------ DOCUMENT SECTION ------

The most obvious example of what is regarded as 'appeasing terrorism' is Corbyn's belief Hamas and Hezbollah are guerilla resistance movements who respond in kind to Israeli hatred, persecution and what Corbyn called its "military ethnic cleansing" of Gaza during Operation Cast Lead in 2008.

The Israel-Palestine conflict, however, hardly goes on simply because Britain tends to do nothing to stop Israel or criticise it other than waffle about its 'right to defence'. Corbyn is deluded that the Israel-Palestine conflict is similar to the low intensity conflict in Northern Ireland that ended in 1999 with peace talks.

The Israel-Gaza wars may not have a military solution but there is no indication Israel does not think it cannot succeed in provoking Hamas into retaliation as a pretext to 'demilitarise' Gaza further and destroy missile stocks that would threaten its secure control over the Gaza Marine gas reserves.

The conflicts in the Middle East are far more intractable than Northern Ireland as they revolve around not only old ethnic-sectarian animosities but also increasingly a life and death struggle for control over resources from water to oil. Sanctions might make a difference but Israel is no longer dependent on the US or EU.

Moreover, there is very little Britain could do to prevent the vicious proxy wars between Sunni and Shi'ite militants in the Middle East which is helping to create the chaos in which ISIS thrives. Sunni-Shia enmity has also driven Hamas and Hezbollah apart, so that both are hostile to each other as well as Israel.

One thing Britain could do is move away from being so blinded by Saudi oil wealth. The lucrative arms deals with Riyadh do not 'purchase influence' should be dropped by export bans on arms along with ditching the policy of forthrightly aligning with a state that bankrolls Sunni jihadists across the Greater Middle East.

In this sense, Corbyn is both more of a realist that Blair, Brown or Cameron. They all seemed to think a geopolitical strategy of 'Democracy Promotion', one that depended on working with regional powers that are themselves autocracies, would bring about Arab democracies led by 'moderate rebels' against dictatorship.

------ DATASET RECORDS ------

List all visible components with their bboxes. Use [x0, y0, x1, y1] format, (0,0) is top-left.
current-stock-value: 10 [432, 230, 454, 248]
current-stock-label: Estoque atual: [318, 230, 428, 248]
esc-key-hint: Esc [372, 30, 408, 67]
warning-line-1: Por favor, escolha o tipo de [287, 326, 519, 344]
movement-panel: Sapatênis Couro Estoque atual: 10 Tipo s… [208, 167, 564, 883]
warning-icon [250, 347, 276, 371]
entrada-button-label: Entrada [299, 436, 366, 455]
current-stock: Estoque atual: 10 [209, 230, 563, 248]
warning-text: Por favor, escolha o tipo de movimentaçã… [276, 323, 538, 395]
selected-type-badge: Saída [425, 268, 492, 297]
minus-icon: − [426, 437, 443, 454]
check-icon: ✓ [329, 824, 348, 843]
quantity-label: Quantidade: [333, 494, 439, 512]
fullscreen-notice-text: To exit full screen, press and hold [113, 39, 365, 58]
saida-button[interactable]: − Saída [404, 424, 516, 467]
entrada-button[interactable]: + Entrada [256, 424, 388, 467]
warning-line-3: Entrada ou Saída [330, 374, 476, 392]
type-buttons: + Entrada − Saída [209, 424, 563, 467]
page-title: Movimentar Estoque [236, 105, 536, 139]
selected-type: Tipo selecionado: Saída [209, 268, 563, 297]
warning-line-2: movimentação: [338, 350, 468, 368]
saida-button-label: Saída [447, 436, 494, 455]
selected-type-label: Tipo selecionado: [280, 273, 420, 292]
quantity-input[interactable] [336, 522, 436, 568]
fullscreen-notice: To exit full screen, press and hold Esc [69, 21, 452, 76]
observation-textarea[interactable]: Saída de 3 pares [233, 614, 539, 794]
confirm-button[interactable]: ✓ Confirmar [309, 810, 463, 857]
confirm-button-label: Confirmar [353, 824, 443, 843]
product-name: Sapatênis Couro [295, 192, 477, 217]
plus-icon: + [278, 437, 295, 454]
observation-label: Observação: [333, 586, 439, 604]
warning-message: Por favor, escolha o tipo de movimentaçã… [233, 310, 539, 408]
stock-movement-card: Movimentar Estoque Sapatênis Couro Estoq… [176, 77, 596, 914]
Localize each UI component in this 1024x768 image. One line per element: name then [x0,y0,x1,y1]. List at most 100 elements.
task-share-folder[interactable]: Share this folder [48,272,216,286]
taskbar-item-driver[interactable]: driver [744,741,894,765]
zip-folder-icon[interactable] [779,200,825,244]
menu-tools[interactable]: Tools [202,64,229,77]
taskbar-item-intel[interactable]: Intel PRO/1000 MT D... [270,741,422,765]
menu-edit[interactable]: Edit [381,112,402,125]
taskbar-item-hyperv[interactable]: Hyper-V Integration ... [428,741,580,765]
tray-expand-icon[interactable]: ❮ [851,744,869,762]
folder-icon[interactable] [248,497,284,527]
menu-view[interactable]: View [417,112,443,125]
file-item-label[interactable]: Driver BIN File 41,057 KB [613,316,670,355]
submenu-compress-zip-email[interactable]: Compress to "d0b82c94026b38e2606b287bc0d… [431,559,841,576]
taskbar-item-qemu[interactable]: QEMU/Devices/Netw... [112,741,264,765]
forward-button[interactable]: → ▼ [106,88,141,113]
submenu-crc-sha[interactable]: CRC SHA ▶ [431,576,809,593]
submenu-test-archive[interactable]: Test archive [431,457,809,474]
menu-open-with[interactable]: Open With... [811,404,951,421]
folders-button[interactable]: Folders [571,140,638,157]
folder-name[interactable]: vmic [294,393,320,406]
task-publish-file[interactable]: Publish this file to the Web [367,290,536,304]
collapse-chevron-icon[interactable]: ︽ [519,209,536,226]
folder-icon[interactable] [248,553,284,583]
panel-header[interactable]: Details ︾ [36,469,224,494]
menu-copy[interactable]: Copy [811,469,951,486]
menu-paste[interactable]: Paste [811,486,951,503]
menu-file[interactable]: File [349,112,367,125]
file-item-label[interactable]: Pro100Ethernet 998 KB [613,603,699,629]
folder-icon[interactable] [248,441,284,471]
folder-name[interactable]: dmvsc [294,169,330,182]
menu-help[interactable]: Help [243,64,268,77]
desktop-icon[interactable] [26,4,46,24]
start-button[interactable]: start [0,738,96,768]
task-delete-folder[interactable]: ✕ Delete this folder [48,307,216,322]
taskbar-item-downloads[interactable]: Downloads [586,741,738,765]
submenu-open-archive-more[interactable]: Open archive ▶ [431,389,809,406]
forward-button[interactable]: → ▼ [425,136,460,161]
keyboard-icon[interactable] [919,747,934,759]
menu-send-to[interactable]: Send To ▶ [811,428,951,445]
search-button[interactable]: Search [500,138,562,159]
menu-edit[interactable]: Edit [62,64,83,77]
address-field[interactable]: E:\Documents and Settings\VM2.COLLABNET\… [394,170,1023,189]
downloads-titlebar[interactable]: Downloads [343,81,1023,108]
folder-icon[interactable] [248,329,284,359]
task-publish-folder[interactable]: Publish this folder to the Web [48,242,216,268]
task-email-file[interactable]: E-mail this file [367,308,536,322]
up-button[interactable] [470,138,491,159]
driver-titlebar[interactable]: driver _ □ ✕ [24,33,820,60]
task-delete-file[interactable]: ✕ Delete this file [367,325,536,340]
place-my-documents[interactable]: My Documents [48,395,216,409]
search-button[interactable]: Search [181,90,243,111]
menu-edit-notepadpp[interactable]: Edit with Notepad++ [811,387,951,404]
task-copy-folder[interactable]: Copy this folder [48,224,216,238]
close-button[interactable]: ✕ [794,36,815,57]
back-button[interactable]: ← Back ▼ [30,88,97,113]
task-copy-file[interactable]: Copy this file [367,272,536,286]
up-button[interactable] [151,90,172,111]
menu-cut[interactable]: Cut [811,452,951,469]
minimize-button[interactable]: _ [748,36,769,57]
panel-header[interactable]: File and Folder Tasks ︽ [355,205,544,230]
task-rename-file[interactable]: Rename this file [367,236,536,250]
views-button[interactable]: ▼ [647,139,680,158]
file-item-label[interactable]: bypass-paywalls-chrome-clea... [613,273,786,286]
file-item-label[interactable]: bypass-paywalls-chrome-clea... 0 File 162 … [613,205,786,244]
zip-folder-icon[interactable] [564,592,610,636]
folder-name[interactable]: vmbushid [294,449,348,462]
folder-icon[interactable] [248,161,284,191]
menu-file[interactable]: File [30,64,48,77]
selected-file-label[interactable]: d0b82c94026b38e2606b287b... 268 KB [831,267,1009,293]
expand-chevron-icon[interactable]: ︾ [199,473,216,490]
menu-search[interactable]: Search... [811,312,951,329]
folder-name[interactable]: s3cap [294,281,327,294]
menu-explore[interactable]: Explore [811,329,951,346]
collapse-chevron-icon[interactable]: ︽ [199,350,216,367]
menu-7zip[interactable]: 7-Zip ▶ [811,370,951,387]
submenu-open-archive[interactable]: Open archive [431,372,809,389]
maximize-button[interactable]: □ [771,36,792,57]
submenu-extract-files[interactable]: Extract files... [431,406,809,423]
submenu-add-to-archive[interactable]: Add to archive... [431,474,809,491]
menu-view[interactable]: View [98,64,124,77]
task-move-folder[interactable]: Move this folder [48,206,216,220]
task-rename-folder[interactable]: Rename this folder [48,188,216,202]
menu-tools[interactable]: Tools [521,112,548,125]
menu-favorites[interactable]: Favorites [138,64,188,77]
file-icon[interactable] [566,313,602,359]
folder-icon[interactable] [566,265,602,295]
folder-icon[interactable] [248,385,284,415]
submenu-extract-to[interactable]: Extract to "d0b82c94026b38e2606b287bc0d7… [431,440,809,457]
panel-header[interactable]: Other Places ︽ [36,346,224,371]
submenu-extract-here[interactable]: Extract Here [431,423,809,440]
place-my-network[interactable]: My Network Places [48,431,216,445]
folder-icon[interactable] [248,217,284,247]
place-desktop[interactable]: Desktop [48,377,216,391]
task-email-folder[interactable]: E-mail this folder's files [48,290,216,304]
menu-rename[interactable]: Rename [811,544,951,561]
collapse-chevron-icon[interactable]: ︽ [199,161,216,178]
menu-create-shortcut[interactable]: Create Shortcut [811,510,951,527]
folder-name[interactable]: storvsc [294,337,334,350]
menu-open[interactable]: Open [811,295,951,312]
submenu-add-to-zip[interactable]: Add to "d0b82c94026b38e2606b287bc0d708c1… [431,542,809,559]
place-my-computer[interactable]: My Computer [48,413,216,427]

------

◆ PROBLEMS TO WORK ON
[1] From the commentary on Corbyn and the Middle East, set down word for word the part that opens with the words containing "The Israel-Gaza wars" and closes with "Marine gas reserves.".
[2] Which people does the commentary on Corbyn and the Middle East name by surname? List each one.
[3] Condense the paragraph of the commentary on Corbyn and the Middle East that begins "The conflicts in the Middle East are far more intractable" into a short bulleted list that keeps its main facts.

◆ ANSWERS BELOW
[1]
The Israel-Gaza wars may not have a military solution but there is no indication Israel does not think it cannot succeed in provoking Hamas into retaliation as a pretext to 'demilitarise' Gaza further and destroy missile stocks that would threaten its secure control over the Gaza Marine gas reserves.

[2] Corbyn, Blair, Brown, Cameron

[3]
- Middle East conflicts are far more intractable than the one in Northern Ireland.
- They revolve around old ethnic-sectarian animosities and, increasingly, a life-and-death struggle for control over resources such as water and oil.
- Sanctions might make a difference, but Israel is no longer dependent on the US or EU.